Pilnacek sagte, dass er die Ermittlungen prinzipiell in Ordnung finde – es müsse abgeklärt werden, ob an den Vorwürfen gegen einzelne Personen etwas dran sei. „Ich bin aber nicht glücklich, dass das ganze Amt den Ermittlungen ausgesetzt ist“, sagte er.

Unkontrollierte Behörde

Der U-Ausschuss zeigte am Mittwoch auch eines recht deutlich: Die Konstruktion der WKStA ist ein zweischneidiges Schwert. Einerseits braucht die WKStA Unabhängigkeit, um gegen Korruption ermitteln zu können. Diese hat sie, nicht einmal das Justizministerium ist weisungsbefugt. Das ist auch der Grund, warum das Ministerium über die Vorgänge immer wieder nur rudimentär informiert wird. Andererseits kann genau diese fehlende Kontrolle zu Problemen, Fehleinschätzungen und -entscheidungen führen. Etwa, wenn der falschen Seite vertraut und der richtigen misstraut wird – ein irreführender Cocktail.

Das war in der BVT-Causa der Fall. Die WKStA klammerte alle Stellen der Justiz ebenso aus wie sonst vertraute Kooperationspartner in der Exekutive – überall roch man eine mögliche Manipulation. Auf der anderen Seite schenkte man vier fragwürdigen Zeugen fast blindes Vertrauen. Und das, obwohl diese von Kickls Büro vermittelt worden waren – und deren Befragungen nicht einmal zur Gänze unter Wahrheitspflicht stattfanden.

• **Datenübersicht**
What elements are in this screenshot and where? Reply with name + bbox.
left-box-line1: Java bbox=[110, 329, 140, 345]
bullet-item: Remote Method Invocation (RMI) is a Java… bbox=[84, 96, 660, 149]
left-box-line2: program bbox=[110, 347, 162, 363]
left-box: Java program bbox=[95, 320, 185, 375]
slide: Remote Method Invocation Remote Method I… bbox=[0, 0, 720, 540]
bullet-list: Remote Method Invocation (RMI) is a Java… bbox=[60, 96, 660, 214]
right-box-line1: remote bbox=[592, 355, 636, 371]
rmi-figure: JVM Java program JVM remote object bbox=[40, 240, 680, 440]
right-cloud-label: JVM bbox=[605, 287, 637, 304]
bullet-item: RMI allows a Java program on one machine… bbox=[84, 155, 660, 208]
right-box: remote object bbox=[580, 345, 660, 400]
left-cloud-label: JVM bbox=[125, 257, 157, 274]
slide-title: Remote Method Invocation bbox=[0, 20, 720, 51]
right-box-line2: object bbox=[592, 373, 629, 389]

• **Übungsaufgaben**
- 1) Beantworte anhand des Textes über die WKStA diese Fragen:
(a) Worüber ist Pilnacek nicht glücklich?
(b) Welche Stelle ist gegenüber der WKStA nicht einmal weisungsbefugt?
(c) Von wem waren die vier fragwürdigen Zeugen vermittelt worden?
- 2) Warum wird das Justizministerium laut dem Text über die WKStA über die Vorgänge immer wieder nur rudimentär informiert?
- 3) Schreibe den Text über die WKStA nach seinem letzten Satz weiter.

• **Lösungen**
- 1)
(a) Er ist nicht glücklich darüber, dass das ganze Amt den Ermittlungen ausgesetzt ist.
(b) Das Justizministerium ist nicht einmal weisungsbefugt.
(c) Sie waren von Kickls Büro vermittelt worden.

- 2) Die WKStA ist unabhängig, damit sie gegen Korruption ermitteln kann. Nicht einmal das Justizministerium ist ihr gegenüber weisungsbefugt.

- 3)
Ein Beispiel: H. ist einer dieser Zeugen. H. arbeitete beim BVT in der IT-Abteilung und gab an, dass es möglich sei, Daten des BVT per Fernlöschung zu entfernen. Diese Angaben wurden zu einem Hauptargument für die Hausdurchsuchung.

Die Staatsanwaltschaft glaubte, dass es möglich sei, per Knopfdruck Terabytes an Daten zu löschen. Auch die Leiterin der WKStA, Vrabl-Sanda, gab am Mittwoch an, dass sie der Meinung gewesen sei, dass so etwas mit einer App möglich sein könnte. Ist es nicht. Das hätte die WKStA wissen können, wenn sie weiters eine nur halbwegs qualifizierte fachkundige Meinung eingeholt hätte. Stattdessen glaubte man einem Mann, der nicht unter Wahrheitspflicht ausgesagt hatte – und der offenbar nicht einmal wusste, wo sich sein Arbeitsplatz befand. Er gab an, dieser sei im Erdgeschoß – tatsächlich saß er im ersten Stock.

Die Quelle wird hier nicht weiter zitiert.